>> start Rows

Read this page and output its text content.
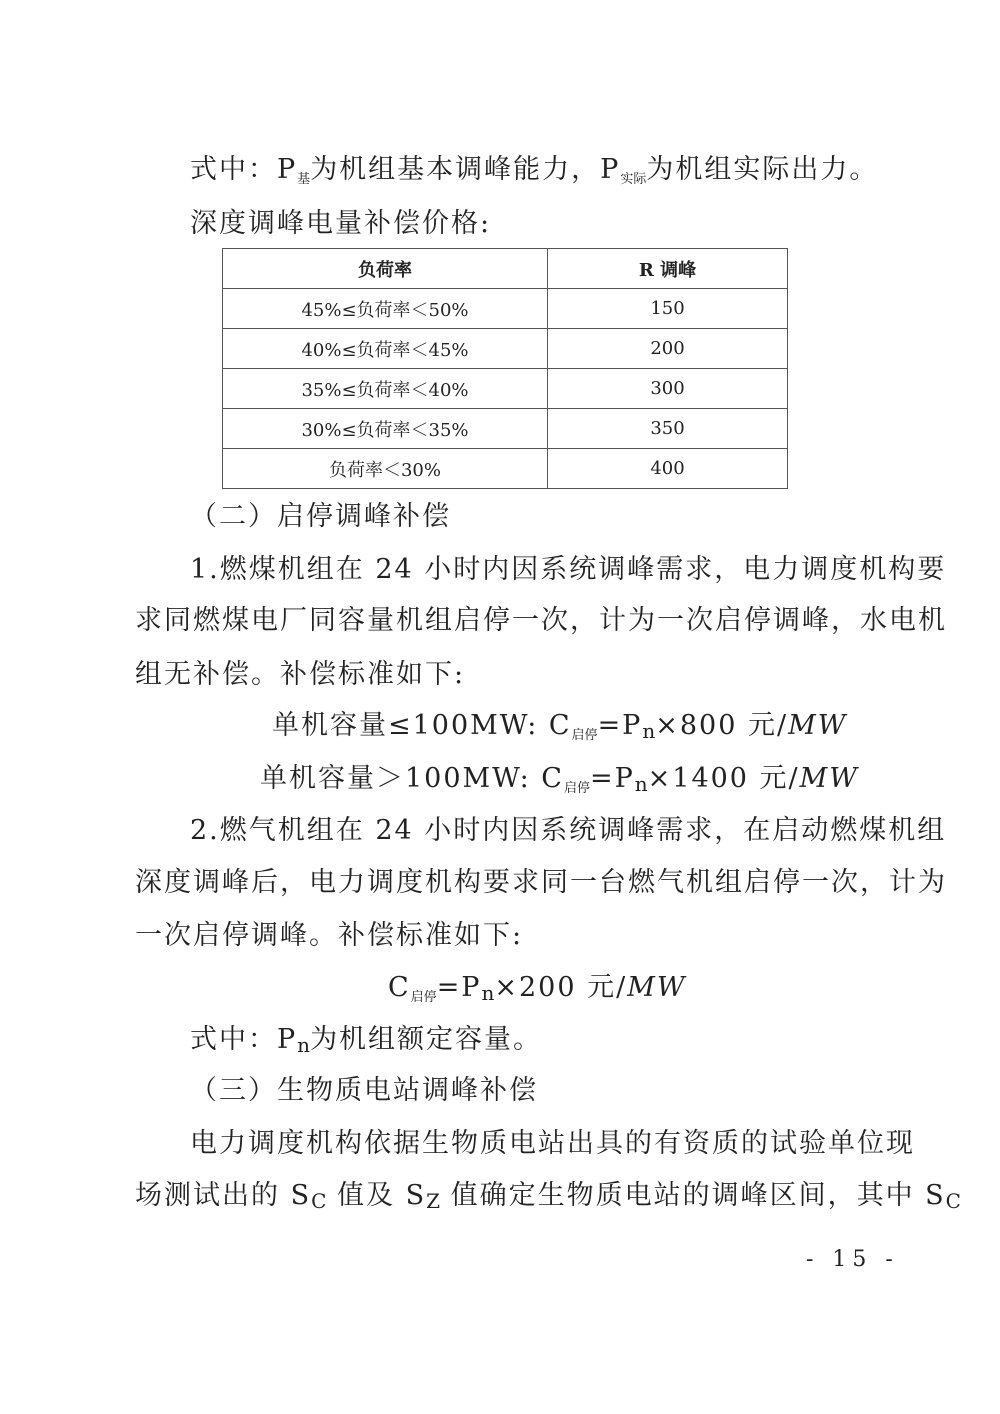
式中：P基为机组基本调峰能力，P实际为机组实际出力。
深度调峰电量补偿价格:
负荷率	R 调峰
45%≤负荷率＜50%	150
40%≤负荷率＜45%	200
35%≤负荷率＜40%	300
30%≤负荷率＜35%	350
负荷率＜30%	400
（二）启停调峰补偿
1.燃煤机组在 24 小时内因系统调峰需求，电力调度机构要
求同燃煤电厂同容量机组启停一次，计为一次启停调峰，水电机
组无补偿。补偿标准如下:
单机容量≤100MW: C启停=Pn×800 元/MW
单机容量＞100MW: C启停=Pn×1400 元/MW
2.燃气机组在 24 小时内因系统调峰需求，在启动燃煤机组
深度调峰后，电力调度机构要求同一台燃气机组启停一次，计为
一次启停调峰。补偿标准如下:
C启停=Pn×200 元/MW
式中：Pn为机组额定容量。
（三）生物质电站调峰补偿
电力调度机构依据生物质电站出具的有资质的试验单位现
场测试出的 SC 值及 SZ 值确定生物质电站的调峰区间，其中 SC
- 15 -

>> end Rows

● **Required work**
Every line above should be repeated exactly; pictures stay out of the copy.

● **Result for this exercise**
Read this page and output its text content.
式中：P基为机组基本调峰能力，P实际为机组实际出力。
深度调峰电量补偿价格:
负荷率	R 调峰
45%≤负荷率＜50%	150
40%≤负荷率＜45%	200
35%≤负荷率＜40%	300
30%≤负荷率＜35%	350
负荷率＜30%	400
（二）启停调峰补偿
1.燃煤机组在 24 小时内因系统调峰需求，电力调度机构要
求同燃煤电厂同容量机组启停一次，计为一次启停调峰，水电机
组无补偿。补偿标准如下:
单机容量≤100MW: C启停=Pn×800 元/MW
单机容量＞100MW: C启停=Pn×1400 元/MW
2.燃气机组在 24 小时内因系统调峰需求，在启动燃煤机组
深度调峰后，电力调度机构要求同一台燃气机组启停一次，计为
一次启停调峰。补偿标准如下:
C启停=Pn×200 元/MW
式中：Pn为机组额定容量。
（三）生物质电站调峰补偿
电力调度机构依据生物质电站出具的有资质的试验单位现
场测试出的 SC 值及 SZ 值确定生物质电站的调峰区间，其中 SC
- 15 -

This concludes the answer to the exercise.